# Problem statement:
Tally all lines containing the word "modifying". Give the number alone.

# Data provided:

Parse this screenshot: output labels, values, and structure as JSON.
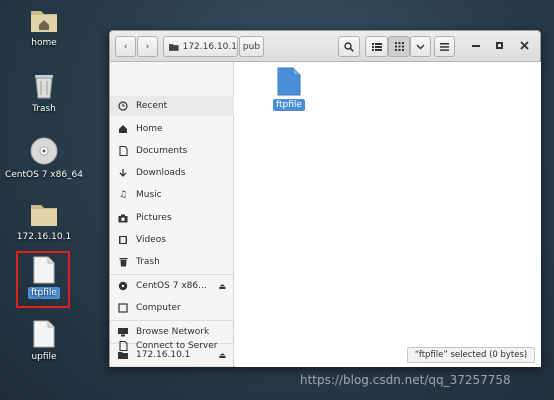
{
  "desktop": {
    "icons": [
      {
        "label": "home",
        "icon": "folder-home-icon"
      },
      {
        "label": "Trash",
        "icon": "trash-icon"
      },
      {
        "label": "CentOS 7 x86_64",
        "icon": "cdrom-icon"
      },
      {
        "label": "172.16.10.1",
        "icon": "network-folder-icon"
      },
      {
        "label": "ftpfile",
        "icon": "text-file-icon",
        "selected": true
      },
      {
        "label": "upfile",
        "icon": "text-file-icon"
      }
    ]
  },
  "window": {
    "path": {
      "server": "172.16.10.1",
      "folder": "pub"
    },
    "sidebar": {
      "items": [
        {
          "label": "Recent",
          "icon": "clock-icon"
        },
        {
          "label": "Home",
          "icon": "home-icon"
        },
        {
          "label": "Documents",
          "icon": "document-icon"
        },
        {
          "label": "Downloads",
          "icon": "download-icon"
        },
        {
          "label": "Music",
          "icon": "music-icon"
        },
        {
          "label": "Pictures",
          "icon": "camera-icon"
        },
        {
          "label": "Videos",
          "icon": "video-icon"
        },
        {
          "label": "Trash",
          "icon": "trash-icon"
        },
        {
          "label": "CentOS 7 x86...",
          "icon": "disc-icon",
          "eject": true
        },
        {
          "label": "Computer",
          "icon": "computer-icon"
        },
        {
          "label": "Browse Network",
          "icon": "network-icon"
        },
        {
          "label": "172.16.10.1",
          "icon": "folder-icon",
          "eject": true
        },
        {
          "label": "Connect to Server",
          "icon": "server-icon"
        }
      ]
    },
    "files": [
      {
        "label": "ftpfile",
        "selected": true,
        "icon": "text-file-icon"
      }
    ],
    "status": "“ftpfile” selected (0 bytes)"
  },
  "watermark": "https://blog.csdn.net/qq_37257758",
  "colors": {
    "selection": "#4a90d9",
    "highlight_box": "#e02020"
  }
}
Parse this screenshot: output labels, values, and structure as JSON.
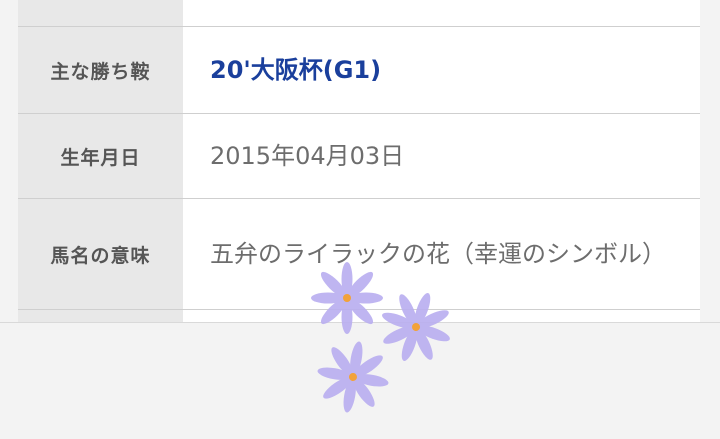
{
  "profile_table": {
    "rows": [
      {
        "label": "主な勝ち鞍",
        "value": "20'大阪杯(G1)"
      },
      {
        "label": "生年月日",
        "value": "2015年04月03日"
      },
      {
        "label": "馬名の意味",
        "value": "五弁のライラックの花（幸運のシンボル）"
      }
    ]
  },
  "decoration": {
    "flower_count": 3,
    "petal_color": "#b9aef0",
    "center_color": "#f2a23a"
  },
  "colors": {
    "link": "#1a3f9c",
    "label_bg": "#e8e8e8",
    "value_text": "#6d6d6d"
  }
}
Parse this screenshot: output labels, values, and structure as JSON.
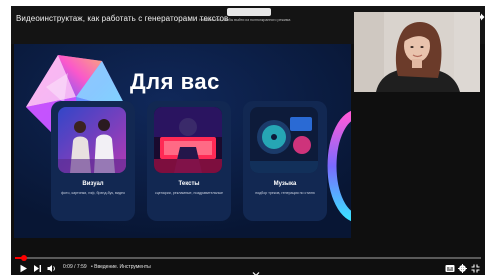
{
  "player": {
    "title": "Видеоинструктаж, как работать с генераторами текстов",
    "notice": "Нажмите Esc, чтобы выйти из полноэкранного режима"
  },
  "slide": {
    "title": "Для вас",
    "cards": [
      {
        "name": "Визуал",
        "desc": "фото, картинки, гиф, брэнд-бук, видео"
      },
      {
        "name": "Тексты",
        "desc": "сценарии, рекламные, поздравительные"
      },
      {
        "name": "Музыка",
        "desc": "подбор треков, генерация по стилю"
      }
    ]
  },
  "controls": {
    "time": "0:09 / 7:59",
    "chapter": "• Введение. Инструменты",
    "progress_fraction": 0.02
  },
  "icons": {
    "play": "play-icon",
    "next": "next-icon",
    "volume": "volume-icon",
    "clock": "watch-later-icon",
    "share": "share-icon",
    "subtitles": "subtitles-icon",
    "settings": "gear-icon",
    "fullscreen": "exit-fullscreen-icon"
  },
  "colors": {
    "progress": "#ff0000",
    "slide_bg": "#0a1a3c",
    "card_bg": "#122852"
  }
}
...
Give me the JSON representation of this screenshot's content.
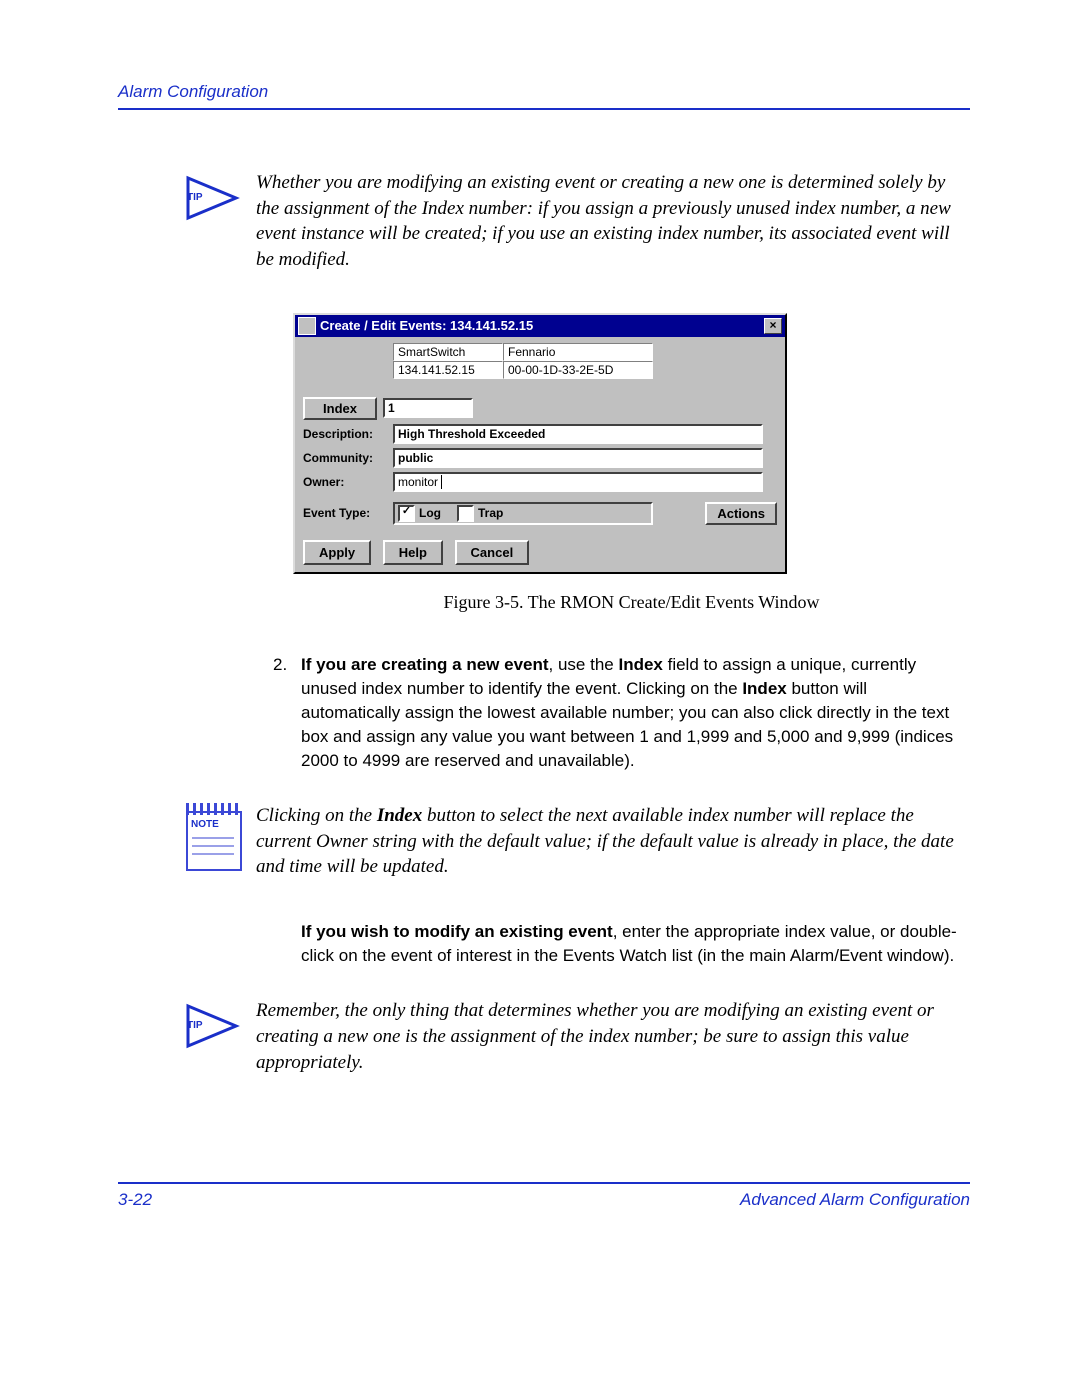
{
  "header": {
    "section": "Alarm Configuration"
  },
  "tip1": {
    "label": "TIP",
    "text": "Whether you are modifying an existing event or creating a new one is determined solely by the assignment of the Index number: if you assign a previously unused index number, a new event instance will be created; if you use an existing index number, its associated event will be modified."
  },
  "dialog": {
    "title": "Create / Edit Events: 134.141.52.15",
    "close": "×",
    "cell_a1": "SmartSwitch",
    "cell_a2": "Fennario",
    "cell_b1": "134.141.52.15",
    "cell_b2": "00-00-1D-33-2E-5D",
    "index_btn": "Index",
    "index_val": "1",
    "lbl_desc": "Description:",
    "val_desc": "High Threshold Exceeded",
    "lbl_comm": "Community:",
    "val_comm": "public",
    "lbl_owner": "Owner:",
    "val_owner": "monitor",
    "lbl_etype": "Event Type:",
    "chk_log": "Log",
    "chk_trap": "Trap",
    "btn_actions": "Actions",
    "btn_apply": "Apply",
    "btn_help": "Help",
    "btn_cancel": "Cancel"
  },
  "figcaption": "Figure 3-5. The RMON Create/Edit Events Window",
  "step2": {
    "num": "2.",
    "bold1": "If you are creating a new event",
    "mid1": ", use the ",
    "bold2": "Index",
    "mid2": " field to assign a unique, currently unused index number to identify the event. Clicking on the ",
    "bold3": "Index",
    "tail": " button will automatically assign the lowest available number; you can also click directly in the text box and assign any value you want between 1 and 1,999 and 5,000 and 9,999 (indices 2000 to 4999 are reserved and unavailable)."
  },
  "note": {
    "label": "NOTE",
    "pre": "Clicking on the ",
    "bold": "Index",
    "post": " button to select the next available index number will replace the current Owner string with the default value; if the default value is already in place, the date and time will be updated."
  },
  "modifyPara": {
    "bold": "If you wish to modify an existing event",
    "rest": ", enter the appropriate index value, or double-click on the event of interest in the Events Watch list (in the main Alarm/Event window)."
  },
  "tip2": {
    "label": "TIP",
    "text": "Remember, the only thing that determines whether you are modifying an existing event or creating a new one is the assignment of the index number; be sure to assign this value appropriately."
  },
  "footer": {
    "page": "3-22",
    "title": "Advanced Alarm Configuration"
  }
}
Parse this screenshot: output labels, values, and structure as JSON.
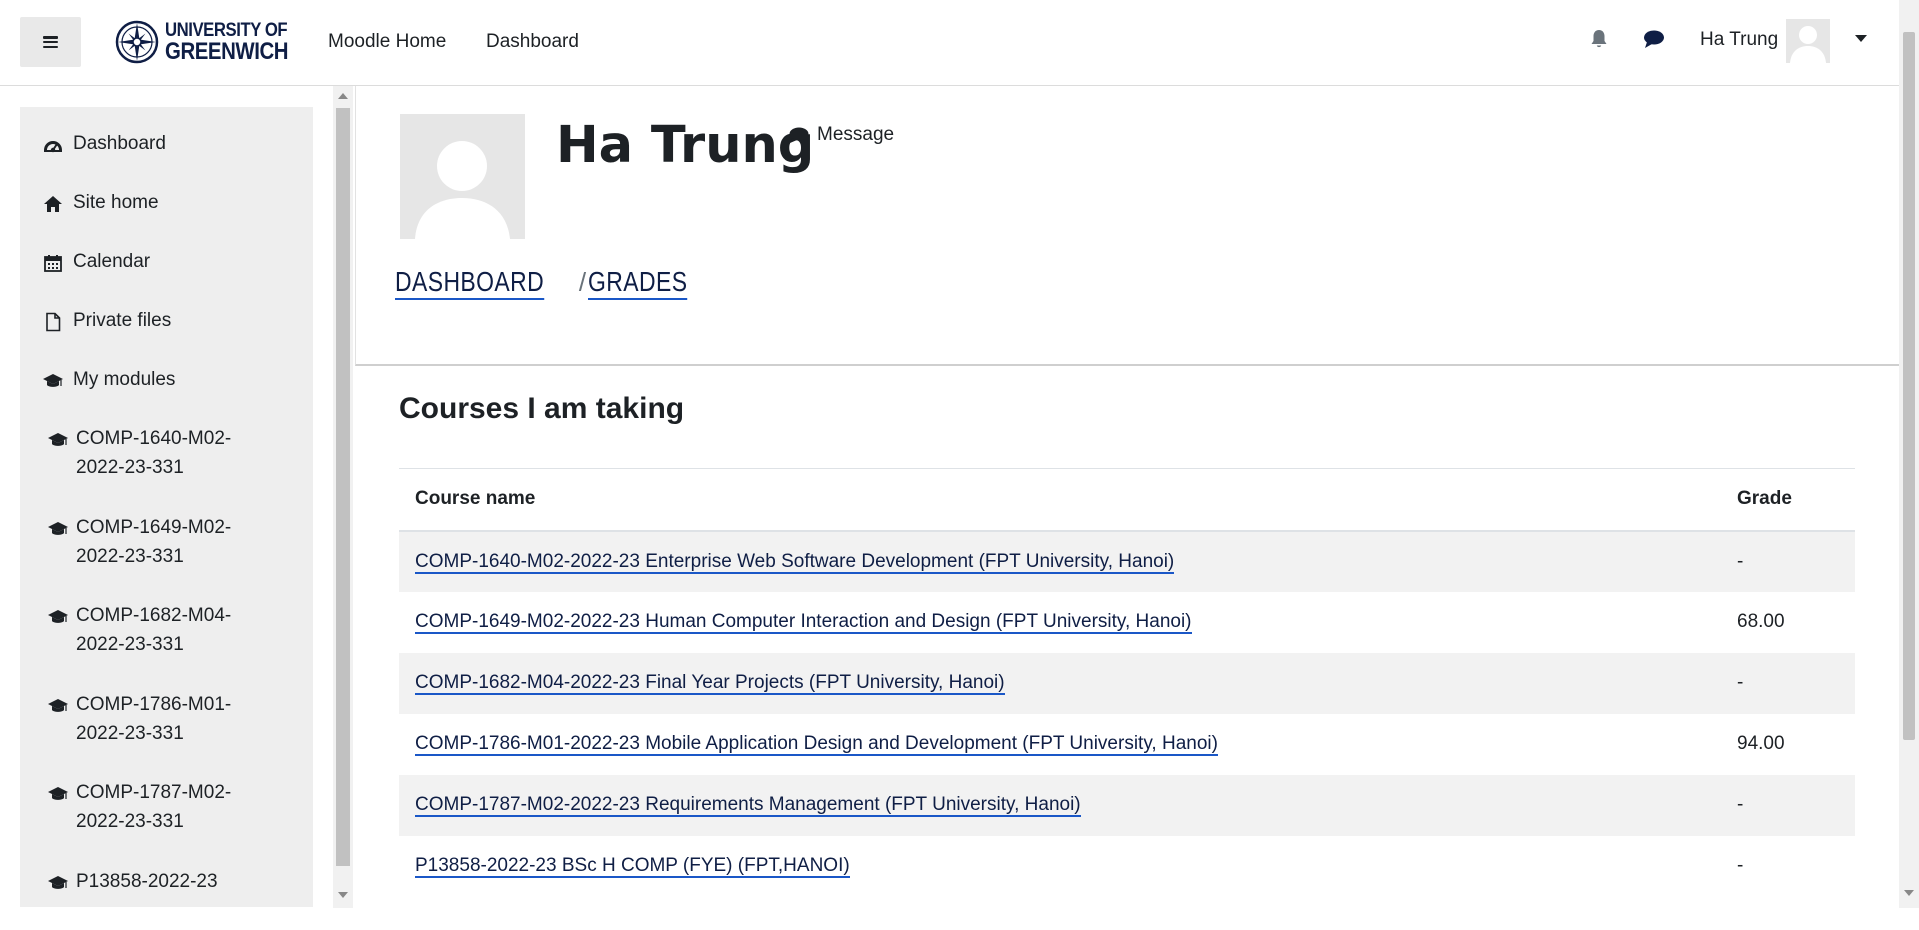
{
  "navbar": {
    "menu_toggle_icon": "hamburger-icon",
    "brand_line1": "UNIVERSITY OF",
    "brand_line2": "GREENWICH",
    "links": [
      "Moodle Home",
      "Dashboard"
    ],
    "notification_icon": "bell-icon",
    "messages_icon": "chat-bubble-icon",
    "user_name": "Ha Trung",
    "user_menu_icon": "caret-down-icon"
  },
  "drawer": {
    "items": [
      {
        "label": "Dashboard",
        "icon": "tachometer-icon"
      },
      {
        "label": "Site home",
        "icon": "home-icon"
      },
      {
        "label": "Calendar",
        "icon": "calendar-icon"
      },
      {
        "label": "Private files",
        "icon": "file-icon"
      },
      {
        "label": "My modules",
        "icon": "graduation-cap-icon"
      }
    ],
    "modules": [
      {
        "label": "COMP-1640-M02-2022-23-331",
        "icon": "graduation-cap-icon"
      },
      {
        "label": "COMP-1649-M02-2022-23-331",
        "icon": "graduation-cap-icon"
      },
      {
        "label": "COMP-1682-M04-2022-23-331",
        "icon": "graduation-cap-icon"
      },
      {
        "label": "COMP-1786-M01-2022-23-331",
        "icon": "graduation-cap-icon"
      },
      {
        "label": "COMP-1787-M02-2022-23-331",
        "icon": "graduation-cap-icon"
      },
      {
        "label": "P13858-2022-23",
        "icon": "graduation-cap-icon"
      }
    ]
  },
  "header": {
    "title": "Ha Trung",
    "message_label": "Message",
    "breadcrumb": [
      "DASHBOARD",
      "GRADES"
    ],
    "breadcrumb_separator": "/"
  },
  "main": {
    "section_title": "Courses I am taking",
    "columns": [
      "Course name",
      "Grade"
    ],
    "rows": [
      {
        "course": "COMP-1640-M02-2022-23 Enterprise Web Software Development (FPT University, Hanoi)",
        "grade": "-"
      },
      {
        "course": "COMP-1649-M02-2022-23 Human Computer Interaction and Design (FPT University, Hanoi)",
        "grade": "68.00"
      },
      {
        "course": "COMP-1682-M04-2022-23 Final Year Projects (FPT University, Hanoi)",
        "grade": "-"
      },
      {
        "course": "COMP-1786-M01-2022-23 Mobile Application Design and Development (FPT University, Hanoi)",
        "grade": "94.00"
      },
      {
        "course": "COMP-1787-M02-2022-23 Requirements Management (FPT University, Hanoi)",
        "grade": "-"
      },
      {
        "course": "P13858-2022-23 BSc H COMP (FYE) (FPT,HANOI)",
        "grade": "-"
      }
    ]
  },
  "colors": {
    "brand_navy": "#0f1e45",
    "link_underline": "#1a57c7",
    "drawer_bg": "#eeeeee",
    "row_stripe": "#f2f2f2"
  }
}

# Result of this exercise:
2